_GOAL_. Type out the material below exactly.
**********
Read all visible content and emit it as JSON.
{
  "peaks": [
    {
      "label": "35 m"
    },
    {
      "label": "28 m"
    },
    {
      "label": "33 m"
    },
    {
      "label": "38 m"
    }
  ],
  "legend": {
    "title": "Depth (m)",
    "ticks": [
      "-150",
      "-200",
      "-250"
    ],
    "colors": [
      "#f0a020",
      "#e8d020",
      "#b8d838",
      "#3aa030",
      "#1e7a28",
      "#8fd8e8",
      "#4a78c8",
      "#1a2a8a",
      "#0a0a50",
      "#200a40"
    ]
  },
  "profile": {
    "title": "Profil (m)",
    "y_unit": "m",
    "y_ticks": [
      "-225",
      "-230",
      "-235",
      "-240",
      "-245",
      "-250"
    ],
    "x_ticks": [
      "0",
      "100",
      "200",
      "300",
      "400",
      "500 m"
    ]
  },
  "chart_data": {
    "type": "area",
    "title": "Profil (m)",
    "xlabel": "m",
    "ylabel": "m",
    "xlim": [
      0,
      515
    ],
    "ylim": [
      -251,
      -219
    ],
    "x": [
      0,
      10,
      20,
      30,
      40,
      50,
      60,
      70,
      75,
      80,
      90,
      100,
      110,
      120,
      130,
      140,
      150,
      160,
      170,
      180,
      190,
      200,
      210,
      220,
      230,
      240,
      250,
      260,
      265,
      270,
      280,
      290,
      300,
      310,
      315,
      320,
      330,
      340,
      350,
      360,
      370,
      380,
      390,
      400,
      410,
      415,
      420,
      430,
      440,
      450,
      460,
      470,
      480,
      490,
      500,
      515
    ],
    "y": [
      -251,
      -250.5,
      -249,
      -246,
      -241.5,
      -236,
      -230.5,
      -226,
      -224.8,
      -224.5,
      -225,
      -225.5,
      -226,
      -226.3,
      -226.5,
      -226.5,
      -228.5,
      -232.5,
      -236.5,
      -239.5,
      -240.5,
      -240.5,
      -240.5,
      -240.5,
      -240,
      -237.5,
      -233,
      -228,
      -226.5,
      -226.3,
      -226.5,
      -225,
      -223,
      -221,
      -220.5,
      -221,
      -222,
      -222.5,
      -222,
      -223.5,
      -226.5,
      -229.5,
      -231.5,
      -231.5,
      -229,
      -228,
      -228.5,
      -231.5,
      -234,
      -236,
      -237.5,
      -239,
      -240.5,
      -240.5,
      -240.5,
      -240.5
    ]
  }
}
**********
_REPLY TO THE TASK_.
Read all visible content and emit it as JSON.
{
  "peaks": [
    {
      "label": "35 m"
    },
    {
      "label": "28 m"
    },
    {
      "label": "33 m"
    },
    {
      "label": "38 m"
    }
  ],
  "legend": {
    "title": "Depth (m)",
    "ticks": [
      "-150",
      "-200",
      "-250"
    ],
    "colors": [
      "#f0a020",
      "#e8d020",
      "#b8d838",
      "#3aa030",
      "#1e7a28",
      "#8fd8e8",
      "#4a78c8",
      "#1a2a8a",
      "#0a0a50",
      "#200a40"
    ]
  },
  "profile": {
    "title": "Profil (m)",
    "y_unit": "m",
    "y_ticks": [
      "-225",
      "-230",
      "-235",
      "-240",
      "-245",
      "-250"
    ],
    "x_ticks": [
      "0",
      "100",
      "200",
      "300",
      "400",
      "500 m"
    ]
  },
  "chart_data": {
    "type": "area",
    "title": "Profil (m)",
    "xlabel": "m",
    "ylabel": "m",
    "xlim": [
      0,
      515
    ],
    "ylim": [
      -251,
      -219
    ],
    "x": [
      0,
      10,
      20,
      30,
      40,
      50,
      60,
      70,
      75,
      80,
      90,
      100,
      110,
      120,
      130,
      140,
      150,
      160,
      170,
      180,
      190,
      200,
      210,
      220,
      230,
      240,
      250,
      260,
      265,
      270,
      280,
      290,
      300,
      310,
      315,
      320,
      330,
      340,
      350,
      360,
      370,
      380,
      390,
      400,
      410,
      415,
      420,
      430,
      440,
      450,
      460,
      470,
      480,
      490,
      500,
      515
    ],
    "y": [
      -251,
      -250.5,
      -249,
      -246,
      -241.5,
      -236,
      -230.5,
      -226,
      -224.8,
      -224.5,
      -225,
      -225.5,
      -226,
      -226.3,
      -226.5,
      -226.5,
      -228.5,
      -232.5,
      -236.5,
      -239.5,
      -240.5,
      -240.5,
      -240.5,
      -240.5,
      -240,
      -237.5,
      -233,
      -228,
      -226.5,
      -226.3,
      -226.5,
      -225,
      -223,
      -221,
      -220.5,
      -221,
      -222,
      -222.5,
      -222,
      -223.5,
      -226.5,
      -229.5,
      -231.5,
      -231.5,
      -229,
      -228,
      -228.5,
      -231.5,
      -234,
      -236,
      -237.5,
      -239,
      -240.5,
      -240.5,
      -240.5,
      -240.5
    ]
  }
}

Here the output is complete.